Required work →
Your task is to repeat the records exactly from the line containing "Extract the structured" onward, through the final line.

Data →
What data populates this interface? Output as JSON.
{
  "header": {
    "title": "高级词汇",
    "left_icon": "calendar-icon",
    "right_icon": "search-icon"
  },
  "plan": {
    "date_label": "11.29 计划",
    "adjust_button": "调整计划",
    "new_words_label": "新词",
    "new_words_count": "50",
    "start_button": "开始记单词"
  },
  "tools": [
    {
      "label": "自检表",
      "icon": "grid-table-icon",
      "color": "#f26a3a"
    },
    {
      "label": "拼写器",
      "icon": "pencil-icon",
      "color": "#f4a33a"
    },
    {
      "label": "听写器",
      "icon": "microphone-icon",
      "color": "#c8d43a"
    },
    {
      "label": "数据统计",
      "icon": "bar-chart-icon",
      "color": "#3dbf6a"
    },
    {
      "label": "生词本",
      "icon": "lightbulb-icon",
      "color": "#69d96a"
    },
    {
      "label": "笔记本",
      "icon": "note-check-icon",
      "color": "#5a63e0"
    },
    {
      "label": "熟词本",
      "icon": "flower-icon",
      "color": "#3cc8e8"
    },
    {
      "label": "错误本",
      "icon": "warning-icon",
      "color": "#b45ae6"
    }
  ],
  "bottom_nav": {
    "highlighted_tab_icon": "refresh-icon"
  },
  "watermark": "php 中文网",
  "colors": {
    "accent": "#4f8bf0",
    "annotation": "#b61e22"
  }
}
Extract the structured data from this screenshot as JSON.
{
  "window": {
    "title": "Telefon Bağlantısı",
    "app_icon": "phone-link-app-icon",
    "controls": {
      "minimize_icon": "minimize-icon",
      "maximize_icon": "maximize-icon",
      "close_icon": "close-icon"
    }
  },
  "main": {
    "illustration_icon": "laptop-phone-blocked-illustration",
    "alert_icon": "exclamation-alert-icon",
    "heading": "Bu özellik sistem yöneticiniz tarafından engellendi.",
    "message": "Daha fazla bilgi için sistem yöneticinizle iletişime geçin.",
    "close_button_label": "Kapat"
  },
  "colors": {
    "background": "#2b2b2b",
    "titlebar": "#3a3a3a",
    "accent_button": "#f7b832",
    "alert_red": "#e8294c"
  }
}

Task output →
Extract the structured data from this screenshot as JSON.
{
  "window": {
    "title": "Telefon Bağlantısı",
    "app_icon": "phone-link-app-icon",
    "controls": {
      "minimize_icon": "minimize-icon",
      "maximize_icon": "maximize-icon",
      "close_icon": "close-icon"
    }
  },
  "main": {
    "illustration_icon": "laptop-phone-blocked-illustration",
    "alert_icon": "exclamation-alert-icon",
    "heading": "Bu özellik sistem yöneticiniz tarafından engellendi.",
    "message": "Daha fazla bilgi için sistem yöneticinizle iletişime geçin.",
    "close_button_label": "Kapat"
  },
  "colors": {
    "background": "#2b2b2b",
    "titlebar": "#3a3a3a",
    "accent_button": "#f7b832",
    "alert_red": "#e8294c"
  }
}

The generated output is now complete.